╭──

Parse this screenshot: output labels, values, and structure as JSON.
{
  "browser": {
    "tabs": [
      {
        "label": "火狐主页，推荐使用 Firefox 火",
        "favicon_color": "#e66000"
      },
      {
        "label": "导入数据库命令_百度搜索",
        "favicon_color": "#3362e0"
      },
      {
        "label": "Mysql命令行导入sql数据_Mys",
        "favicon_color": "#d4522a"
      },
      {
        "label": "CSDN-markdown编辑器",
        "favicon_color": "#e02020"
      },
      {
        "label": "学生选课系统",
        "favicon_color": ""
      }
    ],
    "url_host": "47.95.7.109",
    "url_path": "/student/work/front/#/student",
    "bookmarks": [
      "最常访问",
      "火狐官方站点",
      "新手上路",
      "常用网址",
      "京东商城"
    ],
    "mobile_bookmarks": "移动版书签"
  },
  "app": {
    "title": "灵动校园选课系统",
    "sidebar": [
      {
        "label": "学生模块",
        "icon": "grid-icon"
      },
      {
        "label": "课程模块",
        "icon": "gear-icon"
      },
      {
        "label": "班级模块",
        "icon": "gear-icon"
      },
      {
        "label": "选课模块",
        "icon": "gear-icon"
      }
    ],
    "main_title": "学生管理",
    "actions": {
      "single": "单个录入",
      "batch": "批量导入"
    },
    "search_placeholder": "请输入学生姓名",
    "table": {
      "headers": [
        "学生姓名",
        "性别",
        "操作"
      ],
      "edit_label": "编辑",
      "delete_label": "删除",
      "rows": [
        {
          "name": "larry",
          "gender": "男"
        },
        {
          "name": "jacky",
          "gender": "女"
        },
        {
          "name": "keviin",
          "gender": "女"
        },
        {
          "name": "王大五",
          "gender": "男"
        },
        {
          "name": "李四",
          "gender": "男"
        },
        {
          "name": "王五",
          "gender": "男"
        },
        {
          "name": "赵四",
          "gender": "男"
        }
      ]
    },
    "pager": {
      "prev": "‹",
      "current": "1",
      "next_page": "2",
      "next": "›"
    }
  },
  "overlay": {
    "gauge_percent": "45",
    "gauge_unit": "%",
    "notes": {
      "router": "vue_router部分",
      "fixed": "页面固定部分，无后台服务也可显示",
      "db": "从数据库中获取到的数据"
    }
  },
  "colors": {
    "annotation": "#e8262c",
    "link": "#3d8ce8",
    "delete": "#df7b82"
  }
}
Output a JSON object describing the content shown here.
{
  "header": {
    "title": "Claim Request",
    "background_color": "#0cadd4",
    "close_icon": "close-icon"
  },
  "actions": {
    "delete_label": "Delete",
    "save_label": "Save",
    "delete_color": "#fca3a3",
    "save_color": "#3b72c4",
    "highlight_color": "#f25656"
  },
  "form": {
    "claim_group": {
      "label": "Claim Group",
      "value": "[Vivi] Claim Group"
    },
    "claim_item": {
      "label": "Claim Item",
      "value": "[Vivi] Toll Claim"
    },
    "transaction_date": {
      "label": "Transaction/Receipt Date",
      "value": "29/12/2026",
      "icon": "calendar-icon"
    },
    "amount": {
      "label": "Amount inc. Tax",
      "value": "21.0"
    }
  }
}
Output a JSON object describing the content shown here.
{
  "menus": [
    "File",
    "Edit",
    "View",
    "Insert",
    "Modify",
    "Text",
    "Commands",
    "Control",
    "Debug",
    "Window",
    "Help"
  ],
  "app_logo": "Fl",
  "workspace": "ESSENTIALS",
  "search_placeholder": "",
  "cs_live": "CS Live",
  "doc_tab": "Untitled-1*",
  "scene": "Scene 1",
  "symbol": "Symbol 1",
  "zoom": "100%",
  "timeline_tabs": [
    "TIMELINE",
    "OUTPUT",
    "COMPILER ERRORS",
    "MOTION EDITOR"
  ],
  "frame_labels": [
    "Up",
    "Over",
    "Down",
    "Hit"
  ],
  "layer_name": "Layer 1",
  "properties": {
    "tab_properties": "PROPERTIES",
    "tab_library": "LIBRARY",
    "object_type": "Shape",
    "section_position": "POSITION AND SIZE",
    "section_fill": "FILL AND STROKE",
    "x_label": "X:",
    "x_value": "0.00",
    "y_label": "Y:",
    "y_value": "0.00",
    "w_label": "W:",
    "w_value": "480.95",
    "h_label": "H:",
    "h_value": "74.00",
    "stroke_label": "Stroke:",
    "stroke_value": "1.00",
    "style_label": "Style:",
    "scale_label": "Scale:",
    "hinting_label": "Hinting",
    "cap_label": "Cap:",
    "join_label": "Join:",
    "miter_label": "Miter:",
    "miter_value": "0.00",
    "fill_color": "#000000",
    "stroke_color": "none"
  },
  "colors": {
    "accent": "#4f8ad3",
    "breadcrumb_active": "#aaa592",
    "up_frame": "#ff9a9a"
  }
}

╰──

#### [Exercise aim]
Produce a verbatim transcription of the entries above.

#### [Response to this task]
Parse this screenshot: output labels, values, and structure as JSON.
{
  "browser": {
    "tabs": [
      {
        "label": "火狐主页，推荐使用 Firefox 火",
        "favicon_color": "#e66000"
      },
      {
        "label": "导入数据库命令_百度搜索",
        "favicon_color": "#3362e0"
      },
      {
        "label": "Mysql命令行导入sql数据_Mys",
        "favicon_color": "#d4522a"
      },
      {
        "label": "CSDN-markdown编辑器",
        "favicon_color": "#e02020"
      },
      {
        "label": "学生选课系统",
        "favicon_color": ""
      }
    ],
    "url_host": "47.95.7.109",
    "url_path": "/student/work/front/#/student",
    "bookmarks": [
      "最常访问",
      "火狐官方站点",
      "新手上路",
      "常用网址",
      "京东商城"
    ],
    "mobile_bookmarks": "移动版书签"
  },
  "app": {
    "title": "灵动校园选课系统",
    "sidebar": [
      {
        "label": "学生模块",
        "icon": "grid-icon"
      },
      {
        "label": "课程模块",
        "icon": "gear-icon"
      },
      {
        "label": "班级模块",
        "icon": "gear-icon"
      },
      {
        "label": "选课模块",
        "icon": "gear-icon"
      }
    ],
    "main_title": "学生管理",
    "actions": {
      "single": "单个录入",
      "batch": "批量导入"
    },
    "search_placeholder": "请输入学生姓名",
    "table": {
      "headers": [
        "学生姓名",
        "性别",
        "操作"
      ],
      "edit_label": "编辑",
      "delete_label": "删除",
      "rows": [
        {
          "name": "larry",
          "gender": "男"
        },
        {
          "name": "jacky",
          "gender": "女"
        },
        {
          "name": "keviin",
          "gender": "女"
        },
        {
          "name": "王大五",
          "gender": "男"
        },
        {
          "name": "李四",
          "gender": "男"
        },
        {
          "name": "王五",
          "gender": "男"
        },
        {
          "name": "赵四",
          "gender": "男"
        }
      ]
    },
    "pager": {
      "prev": "‹",
      "current": "1",
      "next_page": "2",
      "next": "›"
    }
  },
  "overlay": {
    "gauge_percent": "45",
    "gauge_unit": "%",
    "notes": {
      "router": "vue_router部分",
      "fixed": "页面固定部分，无后台服务也可显示",
      "db": "从数据库中获取到的数据"
    }
  },
  "colors": {
    "annotation": "#e8262c",
    "link": "#3d8ce8",
    "delete": "#df7b82"
  }
}
Output a JSON object describing the content shown here.
{
  "header": {
    "title": "Claim Request",
    "background_color": "#0cadd4",
    "close_icon": "close-icon"
  },
  "actions": {
    "delete_label": "Delete",
    "save_label": "Save",
    "delete_color": "#fca3a3",
    "save_color": "#3b72c4",
    "highlight_color": "#f25656"
  },
  "form": {
    "claim_group": {
      "label": "Claim Group",
      "value": "[Vivi] Claim Group"
    },
    "claim_item": {
      "label": "Claim Item",
      "value": "[Vivi] Toll Claim"
    },
    "transaction_date": {
      "label": "Transaction/Receipt Date",
      "value": "29/12/2026",
      "icon": "calendar-icon"
    },
    "amount": {
      "label": "Amount inc. Tax",
      "value": "21.0"
    }
  }
}
Output a JSON object describing the content shown here.
{
  "menus": [
    "File",
    "Edit",
    "View",
    "Insert",
    "Modify",
    "Text",
    "Commands",
    "Control",
    "Debug",
    "Window",
    "Help"
  ],
  "app_logo": "Fl",
  "workspace": "ESSENTIALS",
  "search_placeholder": "",
  "cs_live": "CS Live",
  "doc_tab": "Untitled-1*",
  "scene": "Scene 1",
  "symbol": "Symbol 1",
  "zoom": "100%",
  "timeline_tabs": [
    "TIMELINE",
    "OUTPUT",
    "COMPILER ERRORS",
    "MOTION EDITOR"
  ],
  "frame_labels": [
    "Up",
    "Over",
    "Down",
    "Hit"
  ],
  "layer_name": "Layer 1",
  "properties": {
    "tab_properties": "PROPERTIES",
    "tab_library": "LIBRARY",
    "object_type": "Shape",
    "section_position": "POSITION AND SIZE",
    "section_fill": "FILL AND STROKE",
    "x_label": "X:",
    "x_value": "0.00",
    "y_label": "Y:",
    "y_value": "0.00",
    "w_label": "W:",
    "w_value": "480.95",
    "h_label": "H:",
    "h_value": "74.00",
    "stroke_label": "Stroke:",
    "stroke_value": "1.00",
    "style_label": "Style:",
    "scale_label": "Scale:",
    "hinting_label": "Hinting",
    "cap_label": "Cap:",
    "join_label": "Join:",
    "miter_label": "Miter:",
    "miter_value": "0.00",
    "fill_color": "#000000",
    "stroke_color": "none"
  },
  "colors": {
    "accent": "#4f8ad3",
    "breadcrumb_active": "#aaa592",
    "up_frame": "#ff9a9a"
  }
}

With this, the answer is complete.